* **Given exercise**:
Give an exact transcription of every line, dropping the images.

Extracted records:

───

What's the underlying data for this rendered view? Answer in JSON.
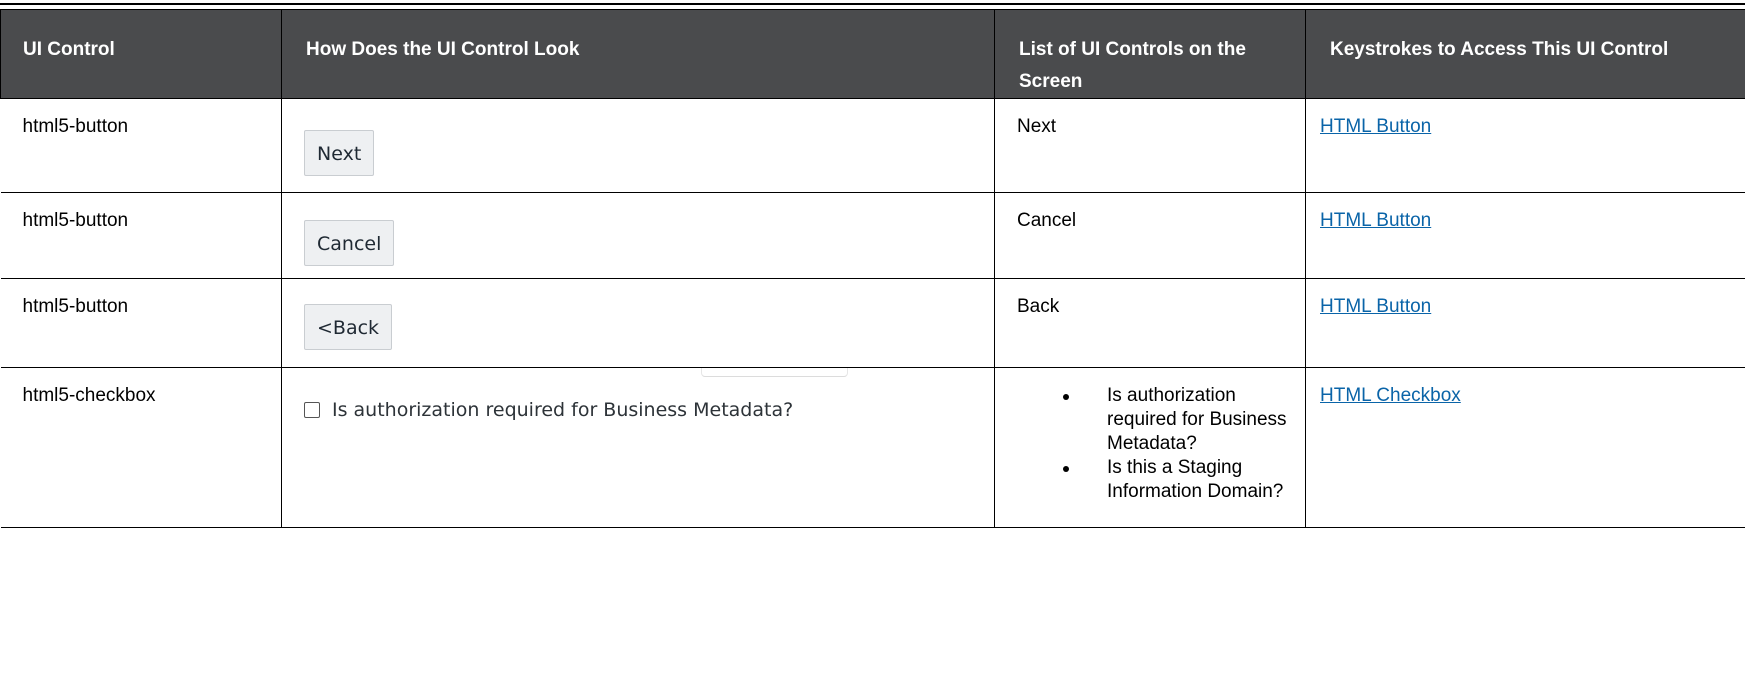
{
  "table": {
    "headers": [
      "UI Control",
      "How Does the UI Control Look",
      "List of UI Controls on the Screen",
      "Keystrokes to Access This UI Control"
    ],
    "rows": [
      {
        "control": "html5-button",
        "look_label": "Next",
        "list": "Next",
        "keystroke_link": "HTML Button"
      },
      {
        "control": "html5-button",
        "look_label": "Cancel",
        "list": "Cancel",
        "keystroke_link": "HTML Button"
      },
      {
        "control": "html5-button",
        "look_label": "<Back",
        "list": "Back",
        "keystroke_link": "HTML Button"
      },
      {
        "control": "html5-checkbox",
        "look_label": "Is authorization required for Business Metadata?",
        "list_items": [
          "Is authorization required for Business Metadata?",
          "Is this a Staging Information Domain?"
        ],
        "keystroke_link": "HTML Checkbox"
      }
    ]
  },
  "colors": {
    "header_bg": "#4a4b4d",
    "link": "#0a64a8"
  }
}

───

* **The completed task**:
What's the underlying data for this rendered view? Answer in JSON.
{
  "table": {
    "headers": [
      "UI Control",
      "How Does the UI Control Look",
      "List of UI Controls on the Screen",
      "Keystrokes to Access This UI Control"
    ],
    "rows": [
      {
        "control": "html5-button",
        "look_label": "Next",
        "list": "Next",
        "keystroke_link": "HTML Button"
      },
      {
        "control": "html5-button",
        "look_label": "Cancel",
        "list": "Cancel",
        "keystroke_link": "HTML Button"
      },
      {
        "control": "html5-button",
        "look_label": "<Back",
        "list": "Back",
        "keystroke_link": "HTML Button"
      },
      {
        "control": "html5-checkbox",
        "look_label": "Is authorization required for Business Metadata?",
        "list_items": [
          "Is authorization required for Business Metadata?",
          "Is this a Staging Information Domain?"
        ],
        "keystroke_link": "HTML Checkbox"
      }
    ]
  },
  "colors": {
    "header_bg": "#4a4b4d",
    "link": "#0a64a8"
  }
}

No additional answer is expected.